WHAT YOU HAVE TO DO:
Reproduce word for word the lines of the records, starting with the line that contains "- marker: [232, 829, 237, 835]" and continuing through the line that contains "- marker: [253, 437, 258, 443]", both included.

+++

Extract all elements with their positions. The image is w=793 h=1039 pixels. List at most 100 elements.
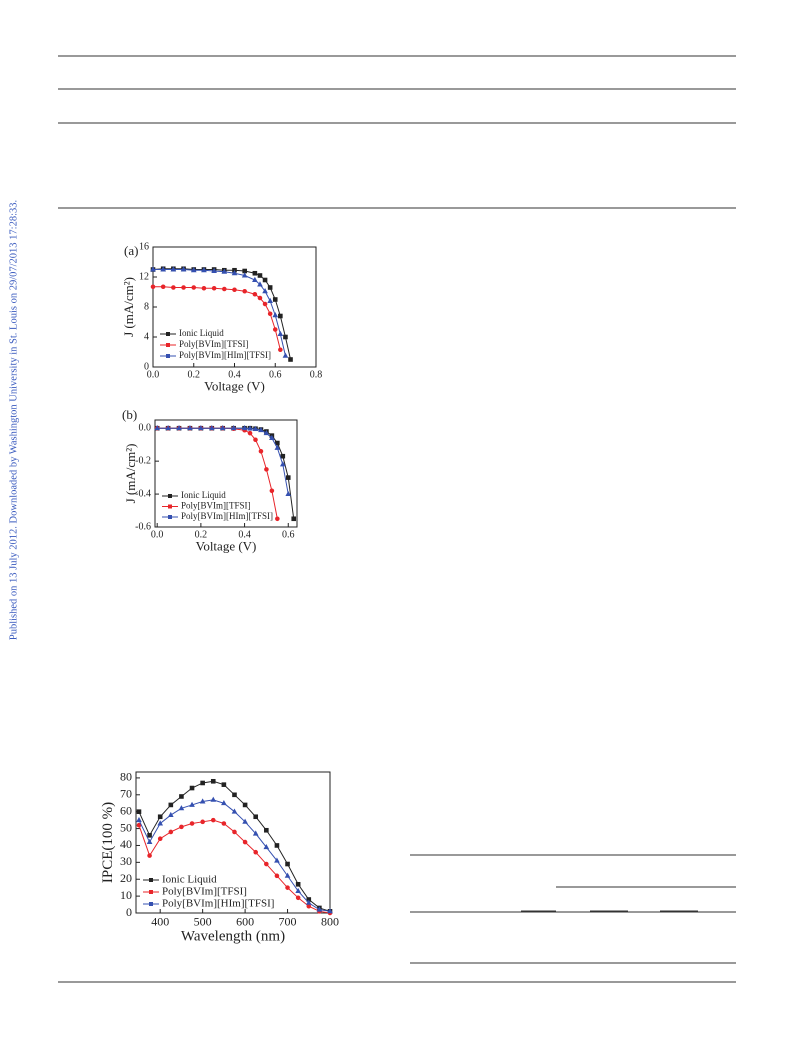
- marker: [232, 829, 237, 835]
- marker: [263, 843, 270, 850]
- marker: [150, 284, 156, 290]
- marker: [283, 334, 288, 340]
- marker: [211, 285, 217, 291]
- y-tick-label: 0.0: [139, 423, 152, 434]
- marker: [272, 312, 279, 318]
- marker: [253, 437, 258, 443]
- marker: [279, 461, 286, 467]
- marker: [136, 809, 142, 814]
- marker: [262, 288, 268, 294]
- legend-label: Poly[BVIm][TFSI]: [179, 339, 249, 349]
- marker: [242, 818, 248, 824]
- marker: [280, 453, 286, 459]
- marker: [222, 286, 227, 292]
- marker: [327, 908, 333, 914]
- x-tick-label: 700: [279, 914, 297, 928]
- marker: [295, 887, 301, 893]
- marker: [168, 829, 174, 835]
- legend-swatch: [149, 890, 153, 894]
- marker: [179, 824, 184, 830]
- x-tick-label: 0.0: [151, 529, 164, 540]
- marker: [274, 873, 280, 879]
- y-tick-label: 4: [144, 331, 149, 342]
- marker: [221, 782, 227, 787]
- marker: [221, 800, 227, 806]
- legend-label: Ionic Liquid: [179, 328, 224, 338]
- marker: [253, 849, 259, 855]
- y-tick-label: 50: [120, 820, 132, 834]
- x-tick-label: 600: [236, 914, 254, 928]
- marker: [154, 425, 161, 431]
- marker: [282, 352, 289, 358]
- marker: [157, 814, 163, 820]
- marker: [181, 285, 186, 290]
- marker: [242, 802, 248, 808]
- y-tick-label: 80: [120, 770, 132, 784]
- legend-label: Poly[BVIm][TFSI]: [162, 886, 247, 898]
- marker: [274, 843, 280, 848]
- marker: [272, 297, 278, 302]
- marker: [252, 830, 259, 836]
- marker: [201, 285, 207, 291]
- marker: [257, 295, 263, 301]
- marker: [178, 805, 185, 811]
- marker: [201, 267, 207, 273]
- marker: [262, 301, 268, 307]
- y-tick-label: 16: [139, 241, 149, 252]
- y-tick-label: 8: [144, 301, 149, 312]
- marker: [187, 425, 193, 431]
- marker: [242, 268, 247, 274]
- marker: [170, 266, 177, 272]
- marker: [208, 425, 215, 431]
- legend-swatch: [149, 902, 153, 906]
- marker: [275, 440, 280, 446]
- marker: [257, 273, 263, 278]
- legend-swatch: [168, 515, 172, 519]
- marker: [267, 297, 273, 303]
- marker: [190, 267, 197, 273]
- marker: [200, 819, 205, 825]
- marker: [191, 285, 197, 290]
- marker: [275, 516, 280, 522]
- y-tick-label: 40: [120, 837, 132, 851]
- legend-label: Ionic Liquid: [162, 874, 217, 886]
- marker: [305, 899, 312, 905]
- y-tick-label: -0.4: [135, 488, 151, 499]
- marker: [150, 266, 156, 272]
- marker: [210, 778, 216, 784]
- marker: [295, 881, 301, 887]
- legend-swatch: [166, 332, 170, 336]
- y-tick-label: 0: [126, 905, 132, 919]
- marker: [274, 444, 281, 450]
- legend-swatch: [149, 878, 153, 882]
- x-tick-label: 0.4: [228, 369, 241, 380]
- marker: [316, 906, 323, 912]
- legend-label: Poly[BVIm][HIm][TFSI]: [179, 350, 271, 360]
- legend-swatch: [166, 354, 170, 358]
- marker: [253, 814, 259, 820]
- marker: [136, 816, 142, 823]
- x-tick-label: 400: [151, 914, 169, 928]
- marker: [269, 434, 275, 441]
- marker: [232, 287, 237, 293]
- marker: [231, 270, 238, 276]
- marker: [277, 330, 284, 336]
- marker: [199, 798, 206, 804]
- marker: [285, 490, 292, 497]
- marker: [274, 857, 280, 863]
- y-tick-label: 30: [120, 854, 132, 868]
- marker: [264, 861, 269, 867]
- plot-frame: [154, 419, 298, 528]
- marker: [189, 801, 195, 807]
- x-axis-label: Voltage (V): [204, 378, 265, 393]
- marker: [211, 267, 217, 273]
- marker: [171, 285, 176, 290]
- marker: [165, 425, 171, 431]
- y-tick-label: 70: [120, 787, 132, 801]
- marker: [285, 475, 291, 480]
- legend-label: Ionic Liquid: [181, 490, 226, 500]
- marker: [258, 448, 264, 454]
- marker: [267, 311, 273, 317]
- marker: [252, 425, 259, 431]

+++

ANSWER TO THE PROBLEM:
- marker: [232, 829, 237, 835]
- marker: [263, 843, 270, 850]
- marker: [150, 284, 156, 290]
- marker: [283, 334, 288, 340]
- marker: [211, 285, 217, 291]
- y-tick-label: 0.0: [139, 423, 152, 434]
- marker: [272, 312, 279, 318]
- marker: [253, 437, 258, 443]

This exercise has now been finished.